■ PROBLEM REQUIREMENTS ■
Review the material line by line. Identify and copy every line that contains the string "工作部署".

[A block of data]

* begin *

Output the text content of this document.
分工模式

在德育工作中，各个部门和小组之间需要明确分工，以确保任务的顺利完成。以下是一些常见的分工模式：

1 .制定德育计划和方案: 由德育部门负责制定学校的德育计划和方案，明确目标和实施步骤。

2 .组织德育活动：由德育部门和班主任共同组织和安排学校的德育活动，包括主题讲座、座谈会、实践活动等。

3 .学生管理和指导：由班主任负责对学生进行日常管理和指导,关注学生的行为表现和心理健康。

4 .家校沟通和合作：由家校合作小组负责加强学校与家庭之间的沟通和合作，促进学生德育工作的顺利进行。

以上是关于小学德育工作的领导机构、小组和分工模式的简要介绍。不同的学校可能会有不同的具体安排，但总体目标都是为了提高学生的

* end *
* begin *

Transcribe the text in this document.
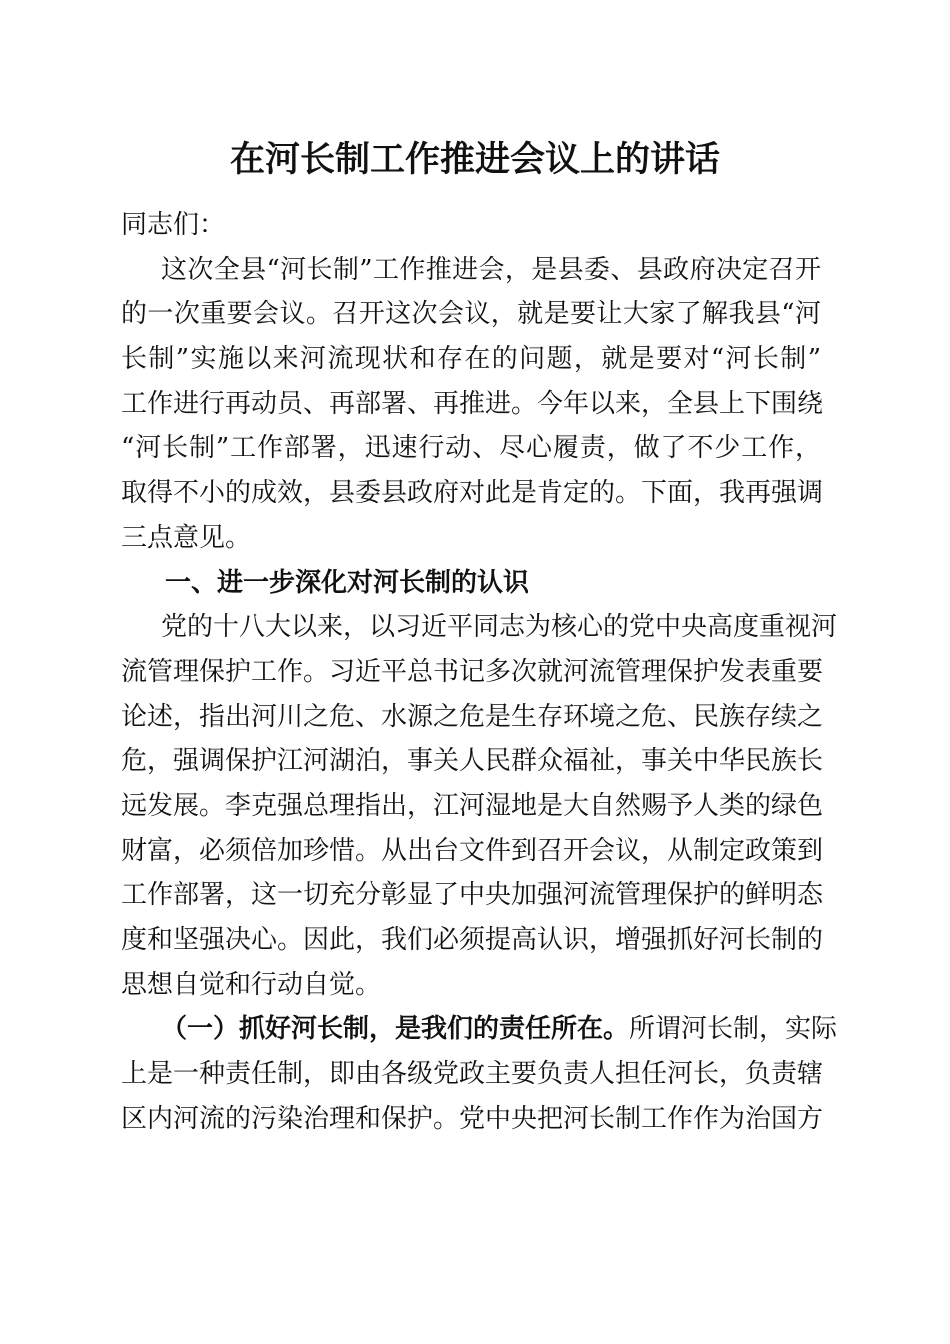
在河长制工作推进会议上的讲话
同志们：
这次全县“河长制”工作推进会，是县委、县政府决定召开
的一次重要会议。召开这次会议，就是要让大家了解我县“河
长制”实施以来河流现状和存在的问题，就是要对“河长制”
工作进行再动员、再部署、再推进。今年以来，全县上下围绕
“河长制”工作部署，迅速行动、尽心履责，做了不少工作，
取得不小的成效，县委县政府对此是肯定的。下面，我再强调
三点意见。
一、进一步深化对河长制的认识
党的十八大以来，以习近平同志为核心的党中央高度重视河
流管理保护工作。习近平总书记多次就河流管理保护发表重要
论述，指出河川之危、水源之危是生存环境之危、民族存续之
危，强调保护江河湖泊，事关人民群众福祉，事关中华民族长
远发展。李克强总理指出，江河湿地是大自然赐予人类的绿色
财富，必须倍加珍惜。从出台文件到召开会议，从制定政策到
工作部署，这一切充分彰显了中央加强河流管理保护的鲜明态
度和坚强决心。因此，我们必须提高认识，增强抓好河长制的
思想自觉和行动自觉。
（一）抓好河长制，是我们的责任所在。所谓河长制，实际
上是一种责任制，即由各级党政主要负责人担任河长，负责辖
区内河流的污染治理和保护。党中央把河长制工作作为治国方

* end *

■ EXERCISE ANSWER ■
“河长制”工作部署，迅速行动、尽心履责，做了不少工作，
工作部署，这一切充分彰显了中央加强河流管理保护的鲜明态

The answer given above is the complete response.